### Text passage

----------------

Re: [PATCH 4/4] RFC: dma-buf: Add an API for importing sync files (v6)

Daniel Stone <daniel@xxxxxxxxxxxxx> · Sat, 22 May 2021 21:05:20 +0100

Hi,

On Thu, 20 May 2021 at 20:00, Jason Ekstrand <jason@xxxxxxxxxxxxxx> wrote:
> In the Vulkan world, this is useful for dealing with the out-fence from
> vkQueuePresent.  Current Linux window-systems (X11, Wayland, etc.) all
> rely on dma-buf implicit sync.  Since Vulkan is an explicit sync API, we
> get a set of fences (VkSemaphores) in vkQueuePresent and have to stash
> those as an exclusive (write) fence on the dma-buf.  We handle it in
> Mesa today with the above mentioned dummy submit trick.  This ioctl
> would allow us to set it directly without the dummy submit.
>
> This may also open up possibilities for GPU drivers to move away from
> implicit sync for their kernel driver uAPI and instead provide sync
> files and rely on dma-buf import/export for communicating with other
> implicit sync clients.
>
> We make the explicit choice here to only allow setting RW fences which
> translates to an exclusive fence on the dma_resv.  There's no use for
> read-only fences for communicating with other implicit sync userspace
> and any such attempts are likely to be racy at best.

I think I almost follow, but I'm not quite seeing the race you allude
to. Let me talk through my understanding so it's hopefully more clear
for others as a summary. Please correct me on anything I've
misunderstood or just missed completely. (I thought when I wrote this
intro that the email might be relatively snappy, but it's really long
and takes in a lot of breadth. Sorry.)

So as far as I'm reading this patchset and the Mesa MR, this _only_
concerns the out-fence (i.e. compositor -> client AcquireNextImage
semaphore/fence) so far. The in-fence (client->compositor QueuePresent
wait-semaphores/fences) is handled by the driver ensuring that an
exclusive resv is placed on the union of the signal semaphores passed
to QueuePresent, either through flags on its CS ioctl, or amdgpu's BO
flags, or ... either way, no problem as it should always be exclusive,
and it seems pretty uncontroversial that we should pull the wait
semaphore into an exclusive fence so that no downstream consumer will
begin using it until the client ops have fully retired.

For AcquireNextImage, your patchset exports all the fences (shared and
exclusive both) on the dma_resv out into the semaphore/fence such that
the client can't progress (CPU-side for VkFence, GPU-side for
VkSemaphore) until all currently queued operations have completely
retired. So, as long as the server ensures that all its kernel-side
work is flushed before its IPC to unblock ANI (wl_buffer.release or
DRI3 PresentIdle, both indicating that the client is free to reuse the
buffer, subject to synchronising against implicit fences on the resv),
all good: we snapshot the current resv state, wrap the relevant
driver-side Vulkan primitive around it, and go back to explicit
synchronisation. The client can't race generating new work against
this, because it can't queue any work until ANI has returned and
queued a signaling op on the semaphore/fence.

So far, so good. I really like both your series up until this
narrative point; as I was saying in the userspace-fence thread, the
WSI<->client thread is certainly pulling a very big lever with a
heavyweight transition between the two different worlds, and I like
that the new export ioctl lets us be very clear about what exactly is
happening under the hood. Good stuff.

----------------

### Raw data
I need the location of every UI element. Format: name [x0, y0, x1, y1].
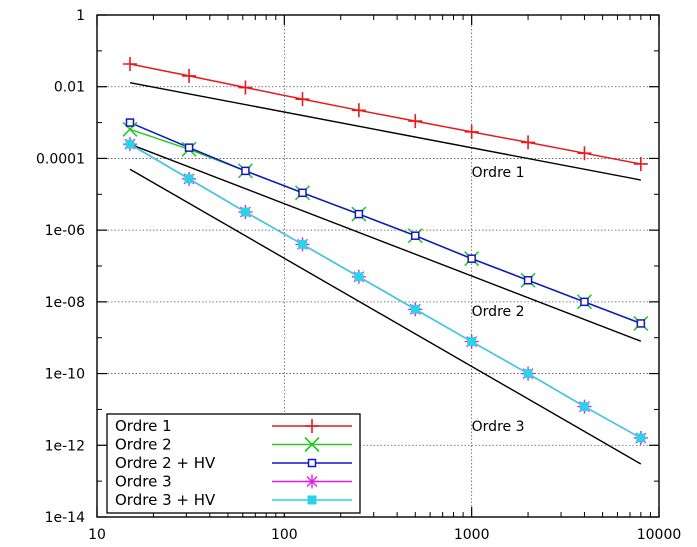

----------------

### Written request
Resume the reply about the dma-buf sync file import patch from the point where it stops.

### Right answer
So, what gives with the import ioctl? Taking a guess at where you're
going, the import ioctl is going to be used in QueuePresent just as
the export ioctl is in ANI: instead of having CS flags to write into
the resv exclusive slot or per-BO flags to always dump in exclusive,
there's a forthcoming patch somewhere which lets drivers skip this and
instead have common QueuePresent code dump the wait semaphore into the
resv, so servers on the other side of an implicit-only protocol will
synchronise their access against the fence imported as part of
client-side QueuePresent?

That makes sense to me and is nicely symmetrical, plus it gets GPU
drivers further out of the business of doing magic winsys/display
synchronisation, which is good. But why enforce that imported fences
have to go into the exclusive slot? It makes sense from the point of
view of clients doing QueueSubmit, but I think it might preclude other
uses for no particularly good reason.

Certainly on X11 there's no real use for the shared slot - you get
into difficulties with mixed client/server rendering - but at least
Wayland and GBM are always non-destructive, so conceptually have a
good use for being able to import fences into the shared resv. This
goes for media and KMS access as well, if you think beyond the usecase
of an explicit Vulkan client sending through to a dumb implicit server
which just wants to texture.

Media clients are definitely a relevant usecase, both directly with
V4L2/VA-API, neither of which have support for explicit
synchronisation yet and (at least for V4L2) are unlikely to do so in
the near future, but even more with pipeline frameworks like GStreamer
and PipeWire, which don't have fundamental awareness (they're prepared
to deal with deep pipelines which return at arbitrary times, but once
anything is returned, it is available for immediate use). Maybe
open-coding CPU-side waits in these users is the best way longer term,
but for easier interop if nothing else, being able to pull shared
fences in seems like it could be a win ('the compositor is still
texturing from this for now, so feel free to read back from ref
frames, but don't scribble over it until it's finished').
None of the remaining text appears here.